Task prompt → Look through the listing below and give the number of lines that hold "poules". Say nothing more.

The input →

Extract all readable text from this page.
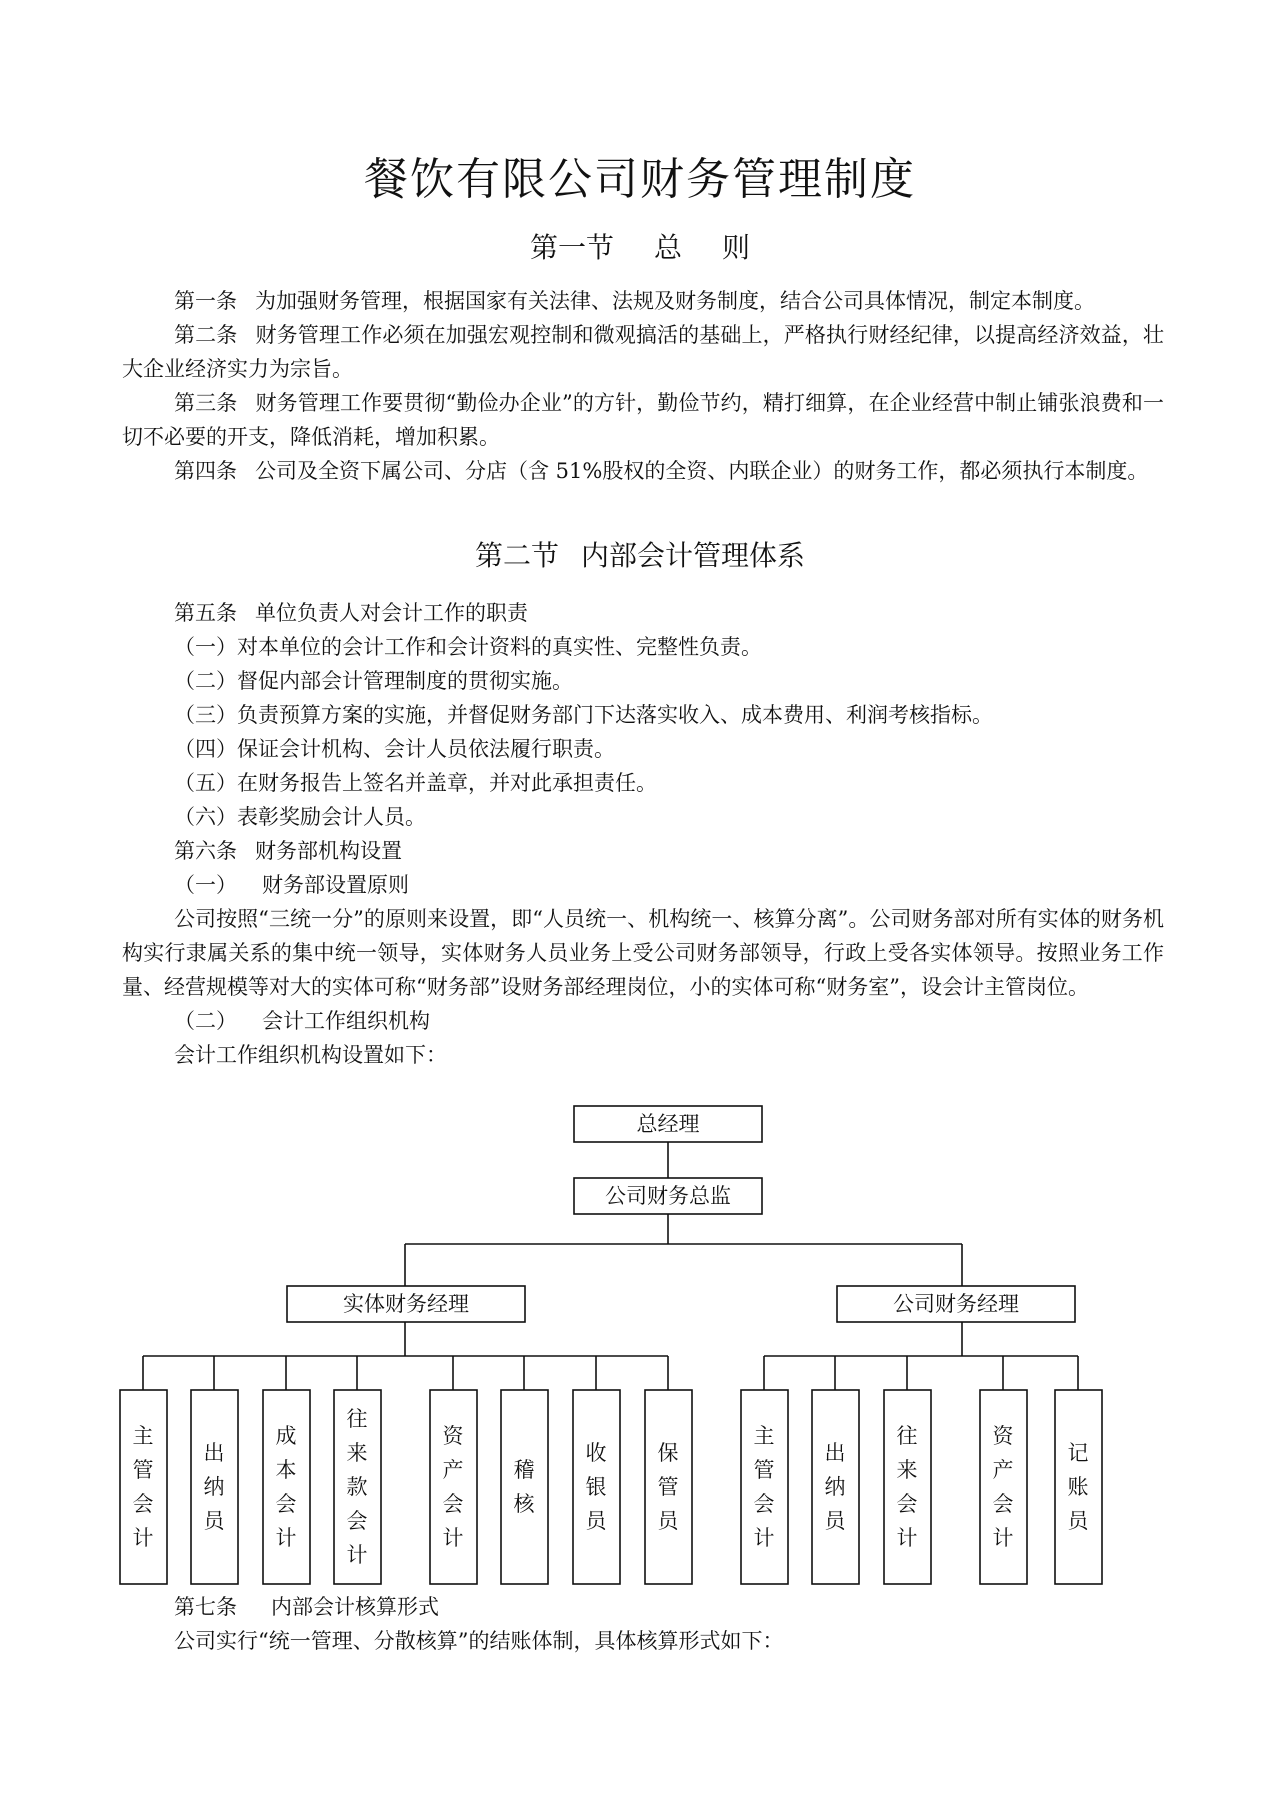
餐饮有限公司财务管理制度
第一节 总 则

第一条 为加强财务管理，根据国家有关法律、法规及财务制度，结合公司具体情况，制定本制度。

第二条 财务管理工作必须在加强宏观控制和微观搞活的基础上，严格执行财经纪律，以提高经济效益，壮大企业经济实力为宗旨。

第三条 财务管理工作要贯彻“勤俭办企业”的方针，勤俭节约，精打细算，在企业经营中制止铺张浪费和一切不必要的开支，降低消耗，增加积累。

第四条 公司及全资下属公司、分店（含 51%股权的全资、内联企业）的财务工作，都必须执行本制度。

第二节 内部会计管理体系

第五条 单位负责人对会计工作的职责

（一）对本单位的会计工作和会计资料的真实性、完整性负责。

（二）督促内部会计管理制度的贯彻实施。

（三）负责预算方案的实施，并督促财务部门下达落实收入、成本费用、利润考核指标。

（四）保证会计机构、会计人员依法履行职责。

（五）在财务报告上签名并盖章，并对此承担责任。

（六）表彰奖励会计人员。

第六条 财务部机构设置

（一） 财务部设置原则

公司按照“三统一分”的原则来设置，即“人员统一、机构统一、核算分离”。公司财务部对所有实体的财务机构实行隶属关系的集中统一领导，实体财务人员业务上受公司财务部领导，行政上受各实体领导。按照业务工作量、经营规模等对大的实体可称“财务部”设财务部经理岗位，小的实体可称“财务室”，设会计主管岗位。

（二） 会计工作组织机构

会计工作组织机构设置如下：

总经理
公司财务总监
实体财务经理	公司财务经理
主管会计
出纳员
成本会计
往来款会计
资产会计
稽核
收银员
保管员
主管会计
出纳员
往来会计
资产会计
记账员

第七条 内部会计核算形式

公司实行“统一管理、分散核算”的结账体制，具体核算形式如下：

--

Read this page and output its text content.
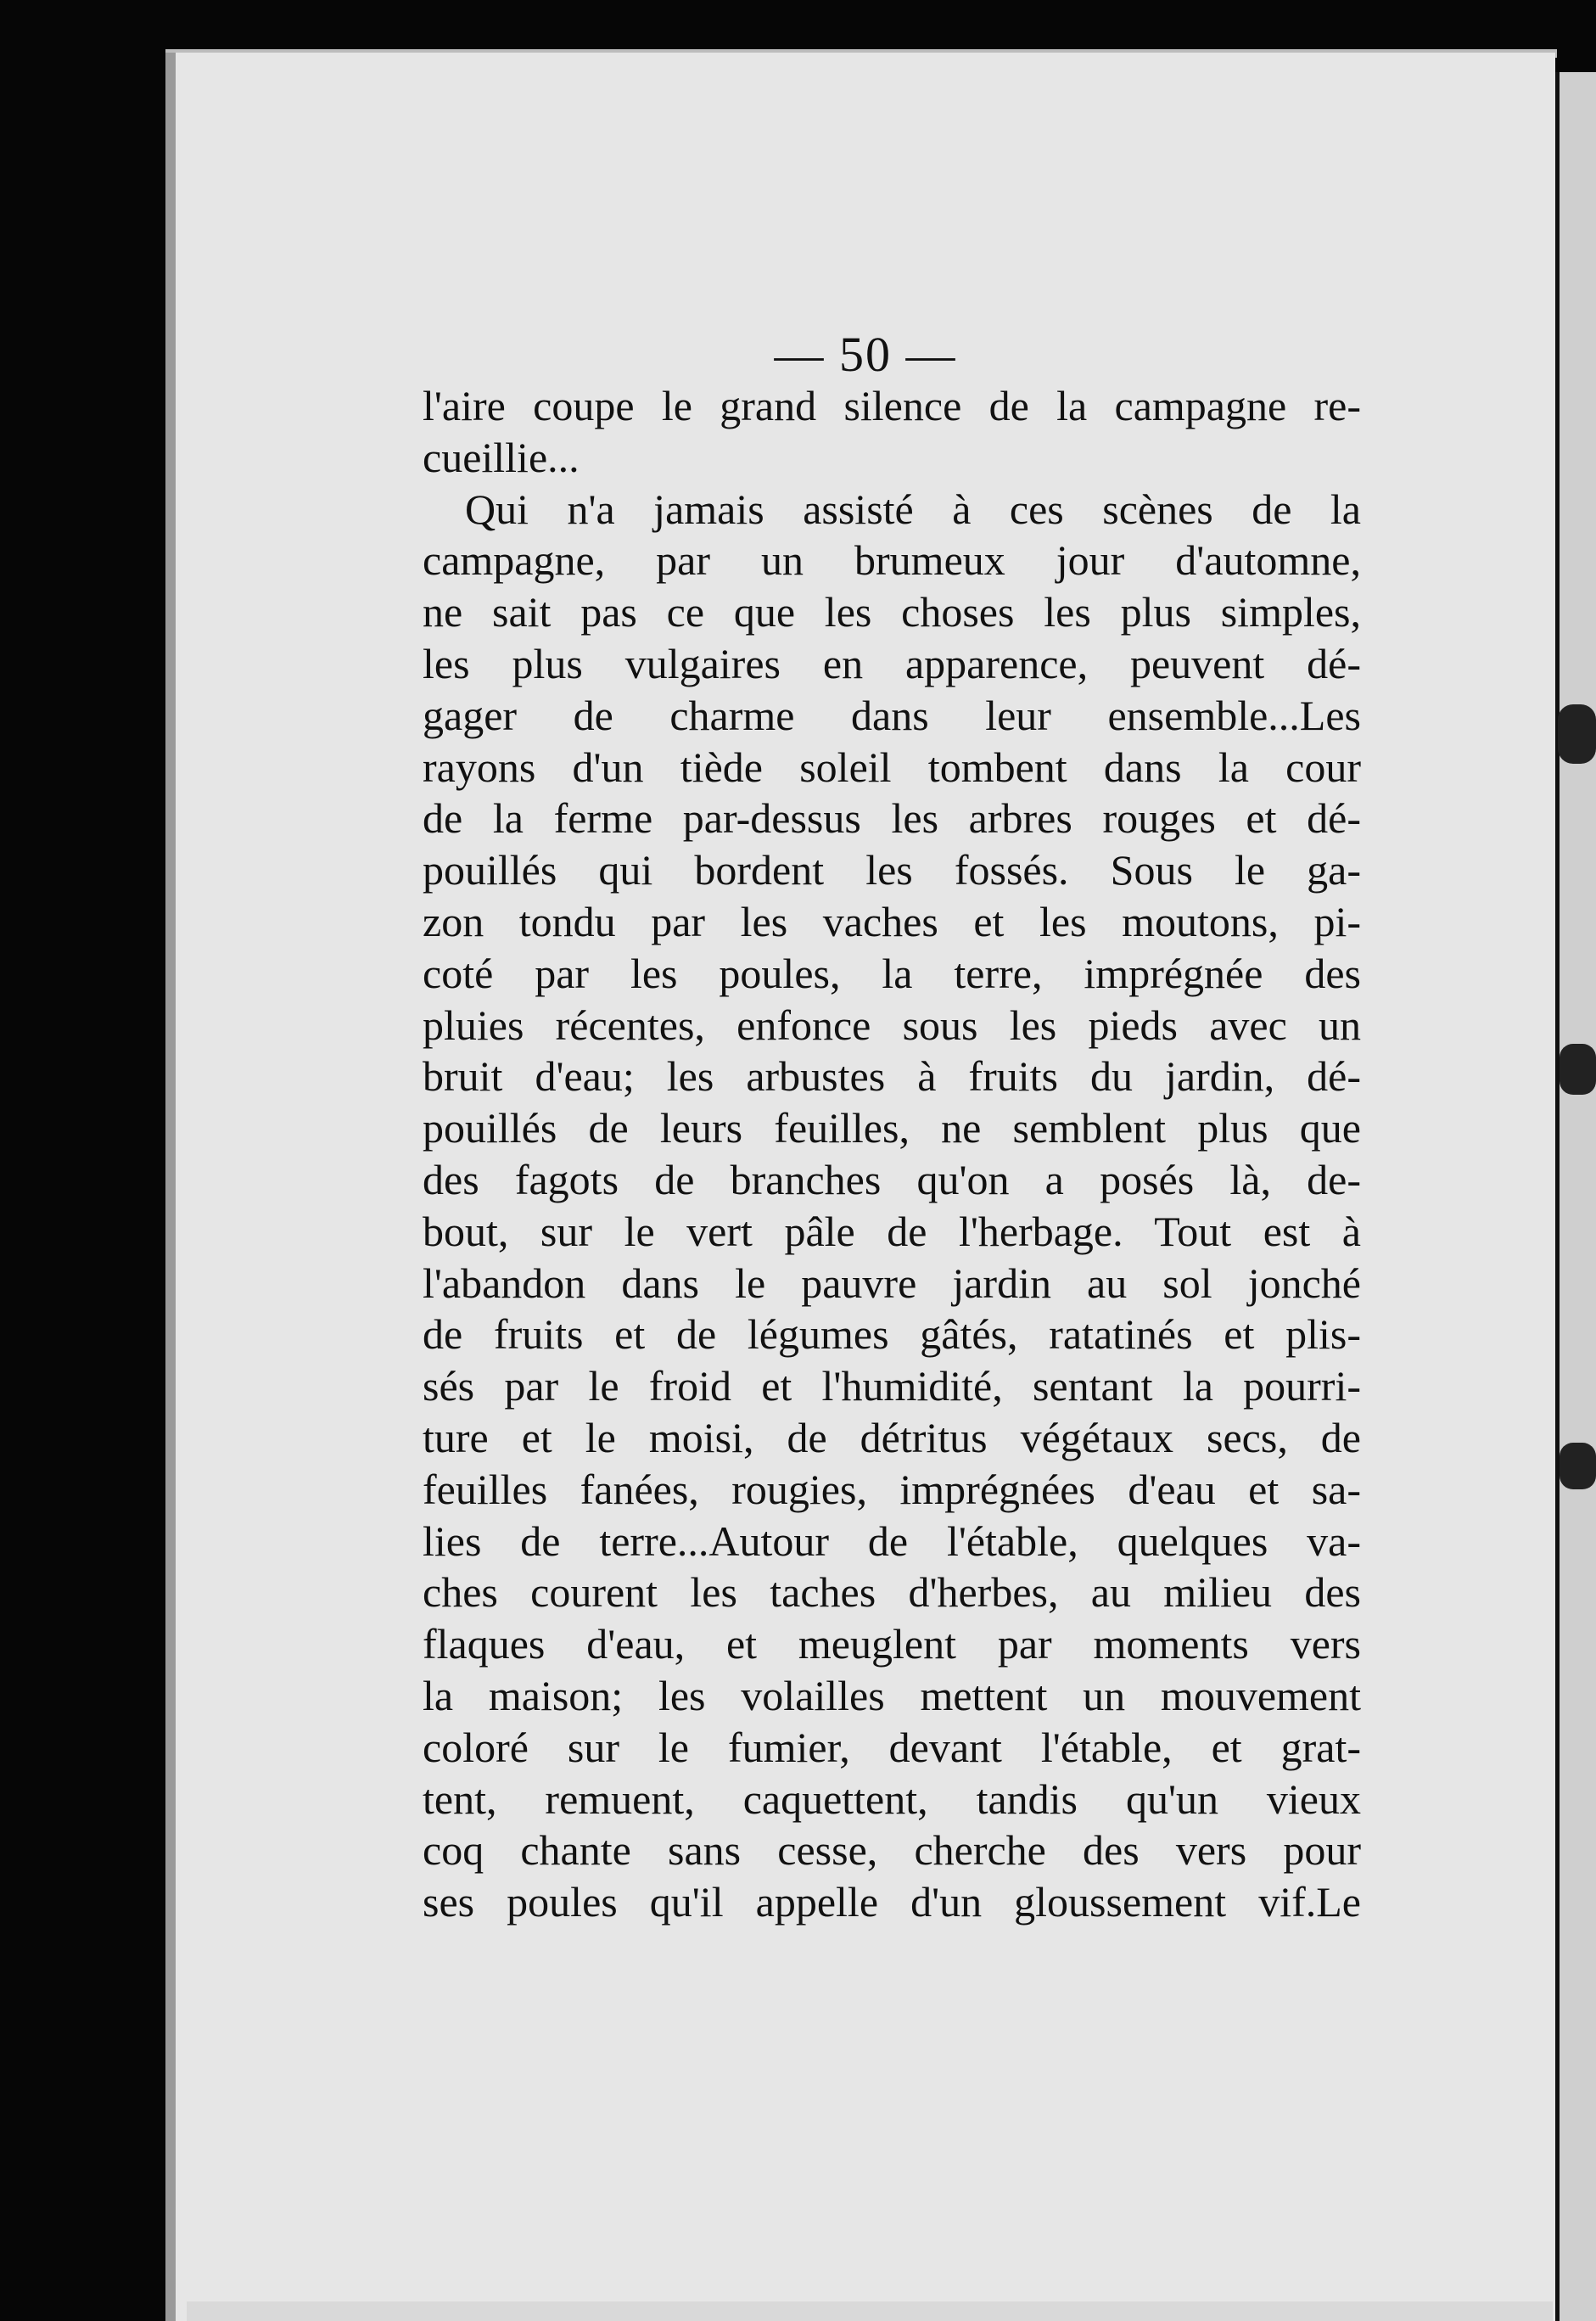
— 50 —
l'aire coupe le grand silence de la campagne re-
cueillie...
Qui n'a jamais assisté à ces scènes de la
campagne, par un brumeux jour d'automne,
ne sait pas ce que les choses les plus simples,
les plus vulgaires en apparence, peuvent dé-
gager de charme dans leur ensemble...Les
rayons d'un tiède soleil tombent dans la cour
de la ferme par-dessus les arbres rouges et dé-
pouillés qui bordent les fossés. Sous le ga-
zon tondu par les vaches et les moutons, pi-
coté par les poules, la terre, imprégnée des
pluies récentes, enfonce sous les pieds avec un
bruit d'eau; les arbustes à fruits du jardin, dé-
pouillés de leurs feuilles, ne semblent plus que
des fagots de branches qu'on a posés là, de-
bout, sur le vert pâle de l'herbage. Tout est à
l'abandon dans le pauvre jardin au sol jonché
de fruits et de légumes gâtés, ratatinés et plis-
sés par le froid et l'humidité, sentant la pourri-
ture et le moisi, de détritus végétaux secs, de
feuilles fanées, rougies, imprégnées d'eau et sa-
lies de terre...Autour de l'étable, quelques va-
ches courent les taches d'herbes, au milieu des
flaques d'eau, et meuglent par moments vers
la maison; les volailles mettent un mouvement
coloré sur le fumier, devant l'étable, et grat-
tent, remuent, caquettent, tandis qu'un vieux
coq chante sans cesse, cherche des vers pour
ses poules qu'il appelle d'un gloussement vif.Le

Answer to the task → 2